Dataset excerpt
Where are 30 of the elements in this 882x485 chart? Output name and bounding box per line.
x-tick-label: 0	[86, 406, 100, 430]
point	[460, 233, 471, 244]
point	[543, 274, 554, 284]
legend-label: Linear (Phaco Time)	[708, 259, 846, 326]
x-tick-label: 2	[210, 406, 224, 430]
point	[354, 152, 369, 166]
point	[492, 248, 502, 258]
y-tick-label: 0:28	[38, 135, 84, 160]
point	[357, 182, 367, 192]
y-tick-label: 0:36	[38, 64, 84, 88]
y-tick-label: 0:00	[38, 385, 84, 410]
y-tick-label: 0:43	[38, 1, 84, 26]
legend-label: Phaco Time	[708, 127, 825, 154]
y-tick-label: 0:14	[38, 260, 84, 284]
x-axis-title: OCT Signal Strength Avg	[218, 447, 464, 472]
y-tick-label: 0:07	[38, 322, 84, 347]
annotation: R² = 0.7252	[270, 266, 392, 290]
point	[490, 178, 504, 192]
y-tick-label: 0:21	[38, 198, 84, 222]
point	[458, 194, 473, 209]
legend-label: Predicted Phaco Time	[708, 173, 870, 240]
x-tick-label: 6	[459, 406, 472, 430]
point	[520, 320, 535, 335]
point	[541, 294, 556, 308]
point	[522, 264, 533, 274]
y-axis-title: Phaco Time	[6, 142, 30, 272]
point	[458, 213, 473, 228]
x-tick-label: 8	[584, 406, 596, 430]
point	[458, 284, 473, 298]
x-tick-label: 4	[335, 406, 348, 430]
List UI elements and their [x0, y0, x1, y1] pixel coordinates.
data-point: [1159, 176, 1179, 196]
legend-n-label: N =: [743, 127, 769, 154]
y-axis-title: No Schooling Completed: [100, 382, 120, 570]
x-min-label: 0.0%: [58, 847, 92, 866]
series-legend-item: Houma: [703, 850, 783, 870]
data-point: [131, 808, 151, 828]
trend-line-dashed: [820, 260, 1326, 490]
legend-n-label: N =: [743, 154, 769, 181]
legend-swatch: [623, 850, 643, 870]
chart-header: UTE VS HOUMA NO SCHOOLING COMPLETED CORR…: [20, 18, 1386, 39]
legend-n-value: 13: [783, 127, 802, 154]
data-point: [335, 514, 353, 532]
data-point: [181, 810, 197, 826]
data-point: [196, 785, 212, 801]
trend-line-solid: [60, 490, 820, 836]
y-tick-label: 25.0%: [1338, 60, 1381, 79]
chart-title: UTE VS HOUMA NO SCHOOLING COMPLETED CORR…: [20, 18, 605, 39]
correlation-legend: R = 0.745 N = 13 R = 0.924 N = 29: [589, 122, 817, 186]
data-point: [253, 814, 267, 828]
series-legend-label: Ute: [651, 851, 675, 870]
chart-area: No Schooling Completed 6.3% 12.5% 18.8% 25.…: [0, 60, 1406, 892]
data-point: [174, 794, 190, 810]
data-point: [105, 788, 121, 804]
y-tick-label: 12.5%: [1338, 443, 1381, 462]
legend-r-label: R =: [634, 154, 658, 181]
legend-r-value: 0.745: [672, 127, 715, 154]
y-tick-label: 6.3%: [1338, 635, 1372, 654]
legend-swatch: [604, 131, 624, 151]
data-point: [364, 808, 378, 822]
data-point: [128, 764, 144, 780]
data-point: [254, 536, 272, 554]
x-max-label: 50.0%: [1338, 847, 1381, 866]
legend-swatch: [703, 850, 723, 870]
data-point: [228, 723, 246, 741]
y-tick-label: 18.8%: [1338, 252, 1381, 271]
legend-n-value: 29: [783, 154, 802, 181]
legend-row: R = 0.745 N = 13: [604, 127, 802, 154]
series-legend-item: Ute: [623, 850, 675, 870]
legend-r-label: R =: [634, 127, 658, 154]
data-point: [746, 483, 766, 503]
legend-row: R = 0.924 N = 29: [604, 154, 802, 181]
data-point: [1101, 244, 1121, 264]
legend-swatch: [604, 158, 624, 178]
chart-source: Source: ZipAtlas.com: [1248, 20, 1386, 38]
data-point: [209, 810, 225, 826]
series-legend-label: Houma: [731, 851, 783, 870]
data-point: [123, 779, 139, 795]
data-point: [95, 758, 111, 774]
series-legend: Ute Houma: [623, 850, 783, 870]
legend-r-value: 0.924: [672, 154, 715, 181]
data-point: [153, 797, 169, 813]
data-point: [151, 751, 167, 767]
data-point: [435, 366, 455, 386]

Goal:
Reproduce the material above, substituting "items" for every "elements" and keeping everything else identical.

Problem solution:
Where are 30 of the items in this 882x485 chart? Output name and bounding box per line.
x-tick-label: 0	[86, 406, 100, 430]
point	[460, 233, 471, 244]
point	[543, 274, 554, 284]
legend-label: Linear (Phaco Time)	[708, 259, 846, 326]
x-tick-label: 2	[210, 406, 224, 430]
point	[354, 152, 369, 166]
point	[492, 248, 502, 258]
y-tick-label: 0:28	[38, 135, 84, 160]
point	[357, 182, 367, 192]
y-tick-label: 0:36	[38, 64, 84, 88]
y-tick-label: 0:00	[38, 385, 84, 410]
y-tick-label: 0:43	[38, 1, 84, 26]
legend-label: Phaco Time	[708, 127, 825, 154]
y-tick-label: 0:14	[38, 260, 84, 284]
x-axis-title: OCT Signal Strength Avg	[218, 447, 464, 472]
y-tick-label: 0:07	[38, 322, 84, 347]
annotation: R² = 0.7252	[270, 266, 392, 290]
point	[490, 178, 504, 192]
y-tick-label: 0:21	[38, 198, 84, 222]
point	[458, 194, 473, 209]
legend-label: Predicted Phaco Time	[708, 173, 870, 240]
x-tick-label: 6	[459, 406, 472, 430]
point	[520, 320, 535, 335]
point	[541, 294, 556, 308]
point	[522, 264, 533, 274]
y-axis-title: Phaco Time	[6, 142, 30, 272]
point	[458, 213, 473, 228]
x-tick-label: 8	[584, 406, 596, 430]
point	[458, 284, 473, 298]
x-tick-label: 4	[335, 406, 348, 430]
List UI items and their [x0, y0, x1, y1] pixel coordinates.
data-point: [1159, 176, 1179, 196]
legend-n-label: N =: [743, 127, 769, 154]
y-axis-title: No Schooling Completed: [100, 382, 120, 570]
x-min-label: 0.0%: [58, 847, 92, 866]
series-legend-item: Houma: [703, 850, 783, 870]
data-point: [131, 808, 151, 828]
trend-line-dashed: [820, 260, 1326, 490]
legend-n-label: N =: [743, 154, 769, 181]
legend-swatch: [623, 850, 643, 870]
chart-header: UTE VS HOUMA NO SCHOOLING COMPLETED CORR…: [20, 18, 1386, 39]
legend-n-value: 13: [783, 127, 802, 154]
data-point: [335, 514, 353, 532]
data-point: [181, 810, 197, 826]
data-point: [196, 785, 212, 801]
trend-line-solid: [60, 490, 820, 836]
y-tick-label: 25.0%: [1338, 60, 1381, 79]
chart-title: UTE VS HOUMA NO SCHOOLING COMPLETED CORR…: [20, 18, 605, 39]
correlation-legend: R = 0.745 N = 13 R = 0.924 N = 29: [589, 122, 817, 186]
data-point: [253, 814, 267, 828]
series-legend-label: Ute: [651, 851, 675, 870]
chart-area: No Schooling Completed 6.3% 12.5% 18.8% 25.…: [0, 60, 1406, 892]
data-point: [174, 794, 190, 810]
data-point: [105, 788, 121, 804]
y-tick-label: 12.5%: [1338, 443, 1381, 462]
legend-r-label: R =: [634, 154, 658, 181]
legend-r-value: 0.745: [672, 127, 715, 154]
y-tick-label: 6.3%: [1338, 635, 1372, 654]
legend-swatch: [604, 131, 624, 151]
data-point: [364, 808, 378, 822]
data-point: [128, 764, 144, 780]
data-point: [254, 536, 272, 554]
x-max-label: 50.0%: [1338, 847, 1381, 866]
legend-swatch: [703, 850, 723, 870]
data-point: [228, 723, 246, 741]
y-tick-label: 18.8%: [1338, 252, 1381, 271]
legend-n-value: 29: [783, 154, 802, 181]
legend-row: R = 0.745 N = 13: [604, 127, 802, 154]
series-legend-item: Ute: [623, 850, 675, 870]
legend-r-label: R =: [634, 127, 658, 154]
data-point: [746, 483, 766, 503]
legend-row: R = 0.924 N = 29: [604, 154, 802, 181]
data-point: [1101, 244, 1121, 264]
legend-swatch: [604, 158, 624, 178]
chart-source: Source: ZipAtlas.com: [1248, 20, 1386, 38]
data-point: [209, 810, 225, 826]
series-legend-label: Houma: [731, 851, 783, 870]
data-point: [123, 779, 139, 795]
data-point: [95, 758, 111, 774]
series-legend: Ute Houma: [623, 850, 783, 870]
legend-r-value: 0.924: [672, 154, 715, 181]
data-point: [153, 797, 169, 813]
data-point: [151, 751, 167, 767]
data-point: [435, 366, 455, 386]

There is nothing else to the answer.